Given text:

## Begin

Q1. For a given $d \in (0,\pi]$, what are the shortest such paths $\gamma(d)$?

Two other ways to define $\gamma(d)$:

  1. The shortest path $\gamma$ such that every point on $S$ is no more than a distance $d$ from some point of $\gamma$.
  2. The shortest path $\gamma$ such that the union of disks of radius $d$ centered on every point of $\gamma$ cover $S$.
For $d \in [\pi/2,\pi]$, $\gamma(d)$ is an arc of a great circle of length $2\pi - 2d$. So, for $d=\pi$, $\gamma$ is a single point; for $d=3\pi/4$, $\gamma$ is an arc of length $\pi/2$; for $d=\pi/2$, $\gamma$ is a semicircle. As $d$ approaches zero, it might be that $\gamma$ is a type of spiral, e.g.:
           SpiralOnSphere
           (Image from grabcad.com.)

## End

Data entries:
## Begin

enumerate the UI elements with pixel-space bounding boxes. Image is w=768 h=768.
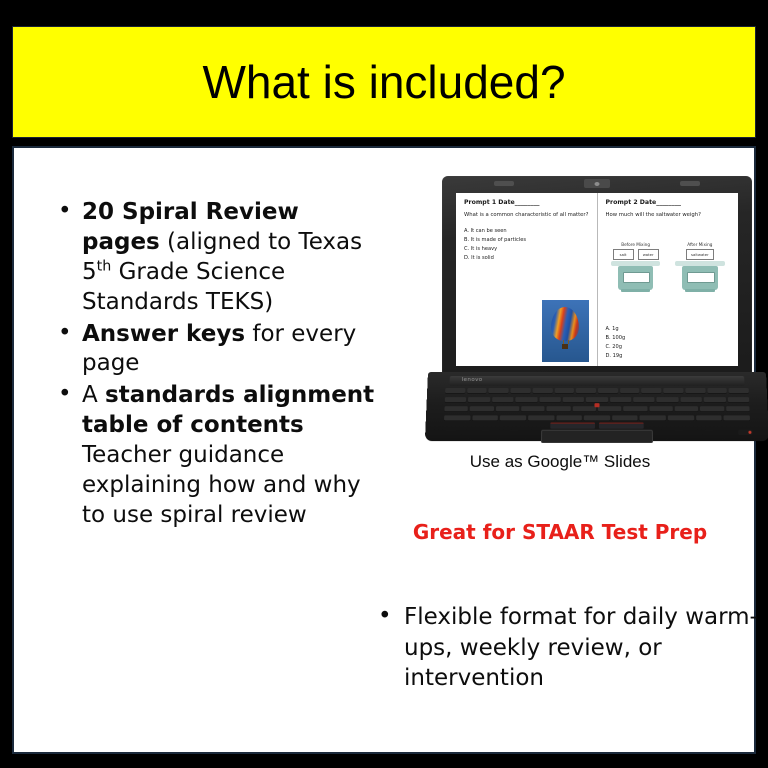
key xyxy=(726,406,750,411)
laptop-lid: Prompt 1 Date________ What is a common c… xyxy=(442,176,752,378)
key xyxy=(728,397,750,402)
key xyxy=(444,406,468,411)
key xyxy=(554,388,574,393)
scale-display xyxy=(623,272,651,283)
list-item: Flexible format for daily warm-ups, week… xyxy=(372,602,768,694)
key xyxy=(572,406,596,411)
key-row xyxy=(445,388,749,393)
balance-scales-diagram: Before Mixing salt water xyxy=(604,233,733,291)
prompt2-heading: Prompt 2 Date________ xyxy=(606,199,733,206)
trackpoint-button-left xyxy=(550,423,595,429)
beaker-row-after: saltwater xyxy=(670,249,729,260)
worksheet-pane-left: Prompt 1 Date________ What is a common c… xyxy=(456,193,597,366)
brand-logo: lenovo xyxy=(462,377,483,383)
key xyxy=(724,415,750,420)
key xyxy=(598,406,622,411)
slide-root: What is included? 20 Spiral Review pages… xyxy=(0,0,768,768)
key xyxy=(663,388,683,393)
option-d: D. 19g xyxy=(606,352,626,361)
webcam-icon xyxy=(584,179,610,188)
key xyxy=(707,388,727,393)
scale-icon xyxy=(606,261,665,291)
key xyxy=(633,397,655,402)
scale-base xyxy=(618,266,653,290)
key xyxy=(532,388,552,393)
key xyxy=(685,388,705,393)
page-title: What is included? xyxy=(202,59,565,105)
laptop-screen: Prompt 1 Date________ What is a common c… xyxy=(456,193,738,366)
key xyxy=(649,406,673,411)
hinge-bar xyxy=(449,376,744,386)
balloon-basket-icon xyxy=(562,344,568,349)
key xyxy=(445,388,465,393)
touchpad xyxy=(541,430,653,443)
key xyxy=(704,397,726,402)
laptop-caption: Use as Google™ Slides xyxy=(366,452,754,472)
option-c: C. It is heavy xyxy=(464,245,591,254)
trackpoint-button-right xyxy=(599,423,644,429)
prompt2-options: A. 1g B. 100g C. 20g D. 19g xyxy=(606,325,626,361)
key xyxy=(492,397,514,402)
key-row xyxy=(444,415,750,420)
bullet-bold-lead: standards alignment table of contents xyxy=(82,382,374,438)
option-b: B. 100g xyxy=(606,334,626,343)
key xyxy=(556,415,582,420)
worksheet-pane-right: Prompt 2 Date________ How much will the … xyxy=(597,193,739,366)
key xyxy=(668,415,694,420)
key xyxy=(547,406,571,411)
list-item: 20 Spiral Review pages (aligned to Texas… xyxy=(44,198,384,318)
trackpoint-buttons xyxy=(550,423,643,429)
right-column: Prompt 1 Date________ What is a common c… xyxy=(366,162,754,742)
content-panel: 20 Spiral Review pages (aligned to Texas… xyxy=(12,146,756,754)
key xyxy=(624,406,648,411)
title-banner: What is included? xyxy=(12,26,756,138)
beaker-saltwater: saltwater xyxy=(686,249,714,260)
bullet-text-cont: Grade Science Standards TEKS) xyxy=(82,259,285,315)
key xyxy=(576,388,596,393)
key xyxy=(598,388,618,393)
key xyxy=(511,388,531,393)
list-item: Answer keys for every page xyxy=(44,320,384,380)
prompt1-heading: Prompt 1 Date________ xyxy=(464,199,591,206)
key xyxy=(729,388,749,393)
ordinal-suffix: th xyxy=(97,258,112,274)
key xyxy=(642,388,662,393)
laptop-base: lenovo xyxy=(425,372,768,441)
scale-label-after: After Mixing xyxy=(670,242,729,247)
key xyxy=(521,406,545,411)
scale-icon xyxy=(670,261,729,291)
bullet-bold-lead: Answer keys xyxy=(82,321,245,347)
key xyxy=(584,415,610,420)
key xyxy=(696,415,722,420)
key xyxy=(620,388,640,393)
beaker-salt: salt xyxy=(613,249,634,260)
scale-after-mixing: After Mixing saltwater xyxy=(670,242,729,291)
option-a: A. 1g xyxy=(606,325,626,334)
laptop-illustration: Prompt 1 Date________ What is a common c… xyxy=(428,176,766,442)
option-b: B. It is made of particles xyxy=(464,236,591,245)
beaker-row-before: salt water xyxy=(606,249,665,260)
key xyxy=(500,415,526,420)
key xyxy=(586,397,608,402)
prompt1-options: A. It can be seen B. It is made of parti… xyxy=(464,227,591,263)
key xyxy=(675,406,699,411)
key xyxy=(657,397,679,402)
key xyxy=(700,406,724,411)
key xyxy=(612,415,638,420)
key xyxy=(496,406,520,411)
scale-display xyxy=(687,272,715,283)
scale-feet xyxy=(685,289,715,292)
key xyxy=(470,406,494,411)
key xyxy=(610,397,632,402)
key xyxy=(640,415,666,420)
scale-label-before: Before Mixing xyxy=(606,242,665,247)
thinkpad-logo-icon xyxy=(738,430,752,435)
prompt1-question: What is a common characteristic of all m… xyxy=(464,212,591,220)
key xyxy=(468,397,490,402)
option-d: D. It is solid xyxy=(464,254,591,263)
left-bullet-list: 20 Spiral Review pages (aligned to Texas… xyxy=(44,198,384,533)
lid-latch-left xyxy=(494,181,514,186)
key xyxy=(472,415,498,420)
key xyxy=(445,397,467,402)
prompt2-question: How much will the saltwater weigh? xyxy=(606,212,733,220)
beaker-water: water xyxy=(638,249,659,260)
key xyxy=(467,388,487,393)
key xyxy=(444,415,470,420)
lid-latch-right xyxy=(680,181,700,186)
key xyxy=(528,415,554,420)
hot-air-balloon-image xyxy=(542,300,589,362)
key xyxy=(563,397,585,402)
key xyxy=(680,397,702,402)
key xyxy=(489,388,509,393)
key xyxy=(539,397,561,402)
staar-highlight-text: Great for STAAR Test Prep xyxy=(366,520,754,544)
list-item: A standards alignment table of contents … xyxy=(44,381,384,530)
scale-base xyxy=(682,266,717,290)
option-a: A. It can be seen xyxy=(464,227,591,236)
trackpoint-icon xyxy=(594,403,599,407)
bullet-text: Teacher guidance explaining how and why … xyxy=(82,442,361,528)
balloon-envelope-icon xyxy=(551,307,579,341)
bullet-lead-plain: A xyxy=(82,382,105,408)
option-c: C. 20g xyxy=(606,343,626,352)
scale-feet xyxy=(621,289,651,292)
scale-before-mixing: Before Mixing salt water xyxy=(606,242,665,291)
key-row xyxy=(445,397,749,402)
key xyxy=(515,397,537,402)
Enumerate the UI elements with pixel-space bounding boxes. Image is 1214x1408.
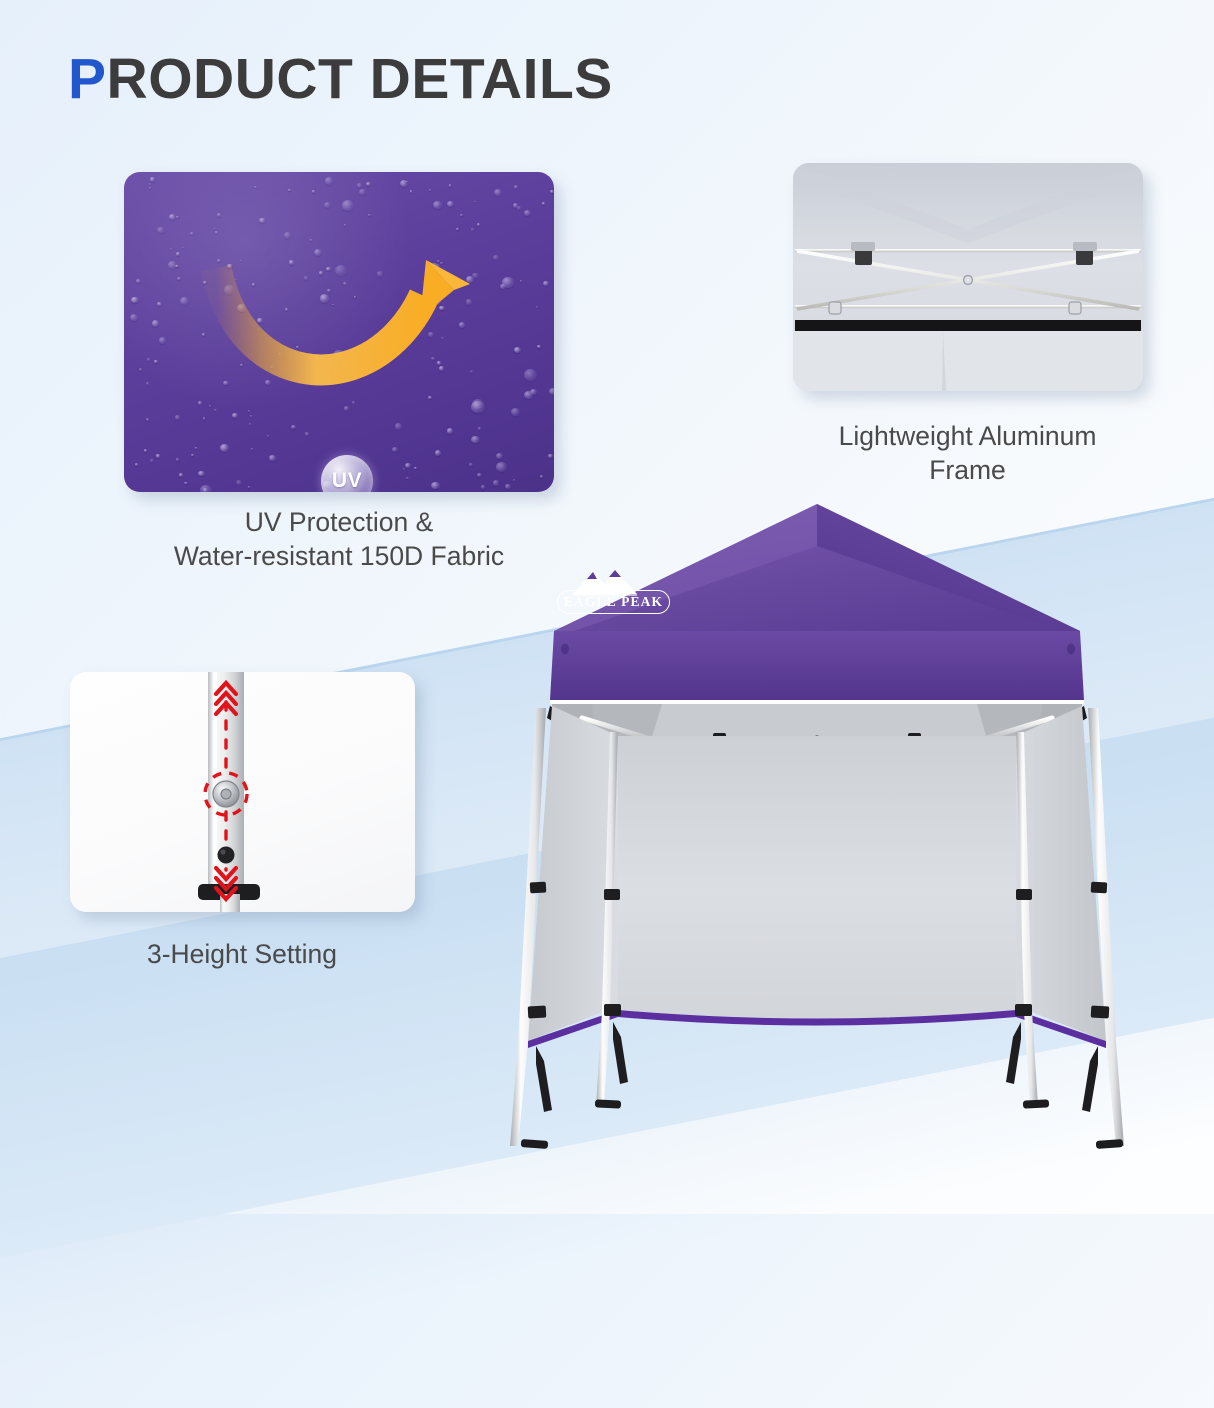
feature-image-height-setting (70, 672, 415, 912)
leg-post-icon (70, 672, 415, 912)
brand-logo-label-box: EAGLE PEAK (557, 590, 670, 614)
push-button-icon (218, 847, 235, 864)
feature-caption-aluminum-frame: Lightweight Aluminum Frame (760, 420, 1175, 488)
canopy-tent-icon (432, 486, 1202, 1186)
feature-image-uv-fabric: UV (124, 172, 554, 492)
page-title: PRODUCT DETAILS (68, 46, 613, 112)
frame-caption-line-2: Frame (760, 454, 1175, 488)
frame-caption-line-1: Lightweight Aluminum (760, 420, 1175, 454)
uv-badge-label: UV (332, 469, 362, 492)
height-caption-line-1: 3-Height Setting (72, 938, 412, 972)
page-title-rest: RODUCT DETAILS (107, 47, 613, 111)
x-truss-frame-icon (793, 163, 1143, 391)
product-image-canopy-tent: EAGLE PEAK (432, 486, 1202, 1186)
feature-image-aluminum-frame (793, 163, 1143, 391)
uv-deflection-arrow-icon (124, 172, 554, 492)
brand-name: EAGLE PEAK (564, 594, 663, 610)
page-title-lead-letter: P (68, 47, 107, 111)
feature-caption-height-setting: 3-Height Setting (72, 938, 412, 972)
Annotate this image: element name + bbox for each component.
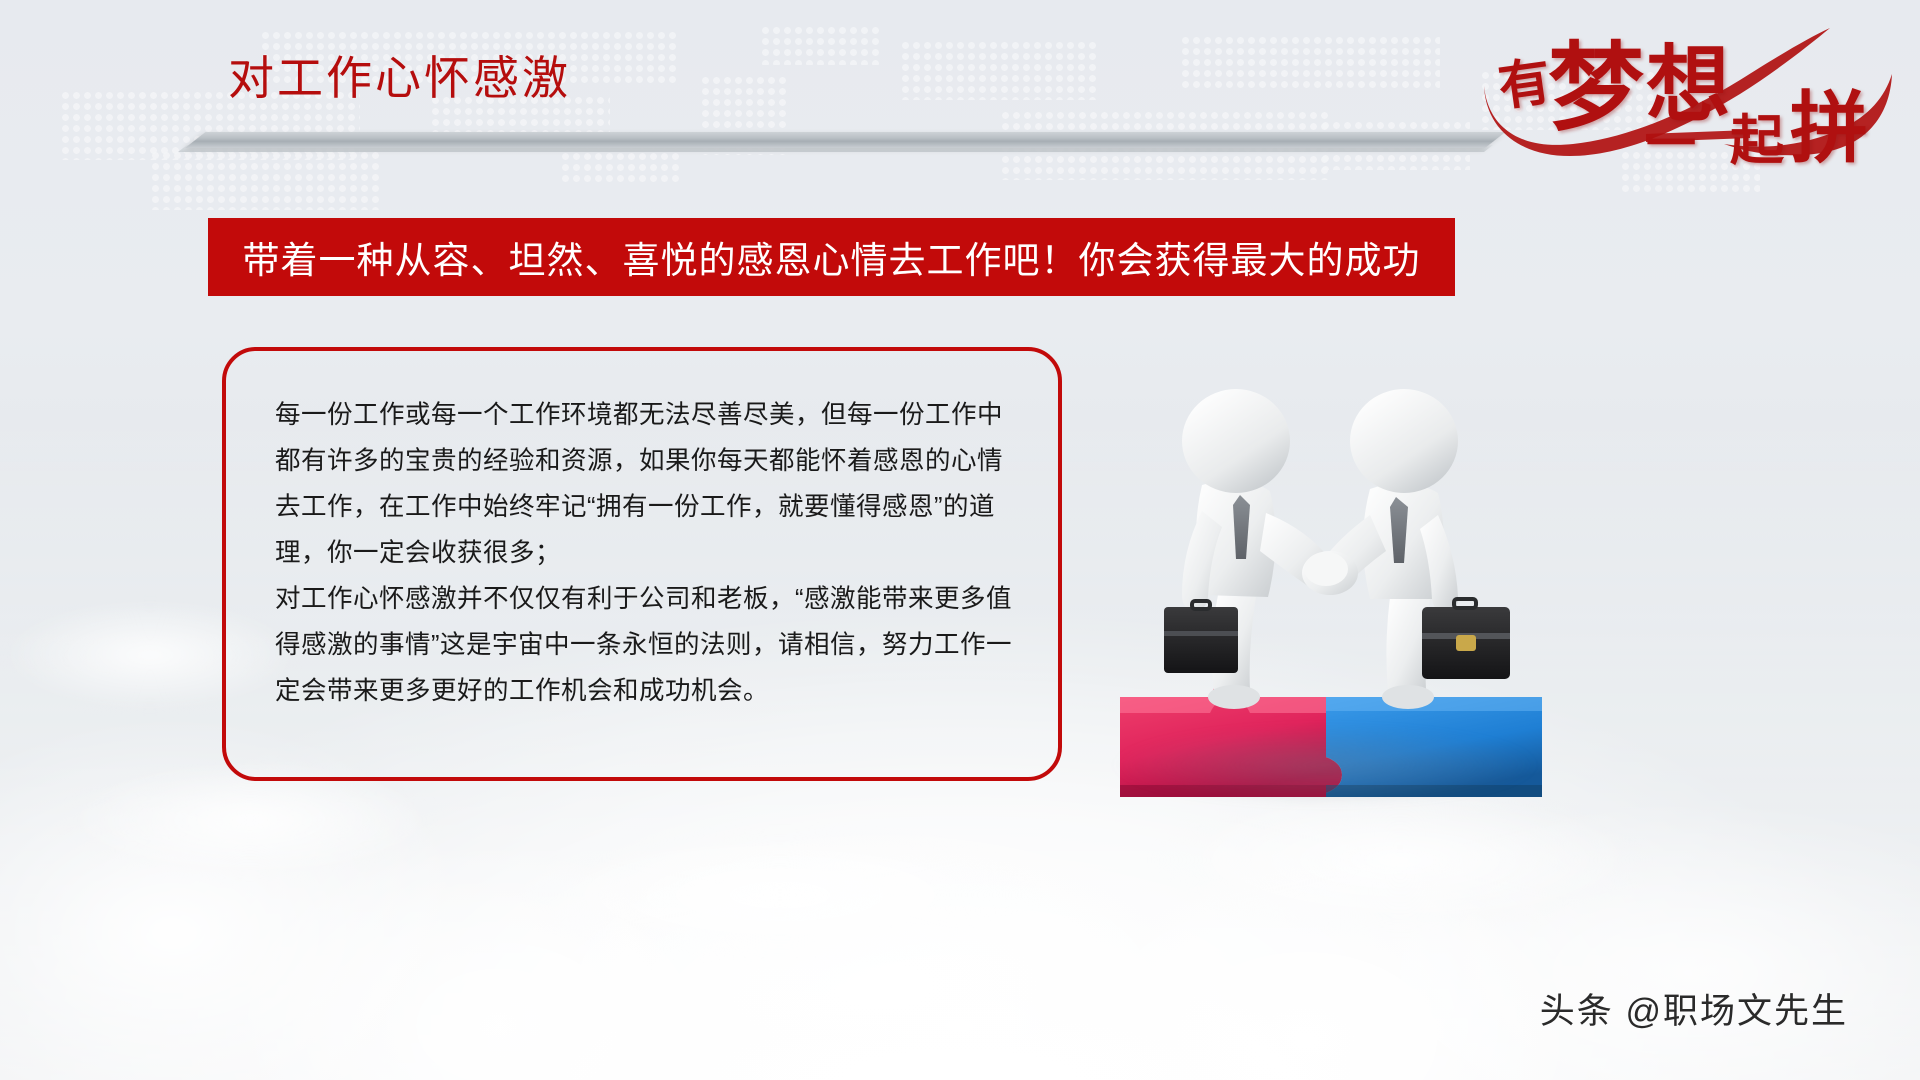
logo-have-a-dream: 有 梦 想 一 起 拼 [1478,4,1898,164]
logo-char-you: 有 [1493,39,1555,121]
clasped-hands [1302,551,1358,595]
logo-char-qi: 起 [1730,96,1784,175]
presentation-slide: 对工作心怀感激 有 梦 想 一 起 拼 带着一种从容、坦然、喜悦的感恩心情去工作… [0,0,1920,1080]
logo-char-pin: 拼 [1790,66,1868,178]
figure-right [1318,389,1510,709]
banner-text: 带着一种从容、坦然、喜悦的感恩心情去工作吧！你会获得最大的成功 [243,230,1421,284]
page-title: 对工作心怀感激 [228,42,571,108]
briefcase-left [1164,601,1238,673]
figure-left [1164,389,1336,709]
logo-char-yi: 一 [1646,104,1696,176]
body-paragraph-1: 每一份工作或每一个工作环境都无法尽善尽美，但每一份工作中都有许多的宝贵的经验和资… [275,392,1015,576]
body-paragraph-2: 对工作心怀感激并不仅仅有利于公司和老板，“感激能带来更多值得感激的事情”这是宇宙… [275,576,1015,714]
title-underline-bar [185,132,1505,148]
handshake-illustration [1090,345,1570,815]
logo-char-meng: 梦 [1548,10,1644,149]
watermark: 头条 @职场文先生 [1540,983,1848,1034]
cloud-wisp [520,830,1040,960]
highlight-banner: 带着一种从容、坦然、喜悦的感恩心情去工作吧！你会获得最大的成功 [208,218,1455,296]
briefcase-right [1422,599,1510,679]
illustration-shadow [1110,725,1540,805]
body-text-content: 每一份工作或每一个工作环境都无法尽善尽美，但每一份工作中都有许多的宝贵的经验和资… [275,392,1015,714]
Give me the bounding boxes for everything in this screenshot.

## End

Exercise requirements: Write the next part of the text on shortest covering paths on a sphere, starting after its last line. The data on this page is separate material and has no connection to the text on shortest covering paths on a sphere.

The reply:
What is quite unclear to me is when $d$ is less than but close to $\pi/2$. For example, suppose $d = \frac{5}{12}\pi = 75^\circ$. The union of disks of this radius centered on the equatorial semicircle that works for $\pi/2$ is shown in (a) below: a strip connecting the north and south poles is uncovered (blue circles are boundaries of disks of radius $d$ centered on $\gamma$):
    SpherePaint12
One can construct a candidate $\gamma$ as in (b) above: extend the semicircle at each end so that all points on the equator are reached, and add short vertical sections, red to reach the north pole, and green to reach the south pole. It does not seem likely that such sharp turns yield the shortest $\gamma$.

Perhaps this question can be answered even without precise understanding of $\gamma(d)$ for all $d$:

Q2. Does $\gamma(d)$ vary continuously with respect to $d$?

I originally wanted to explore this for any (smooth, closed, compact) surface in $\mathbb{R}^3$, but it already seems not so straightforward for the sphere.

Q3. Has this question been studied before? It feels classical.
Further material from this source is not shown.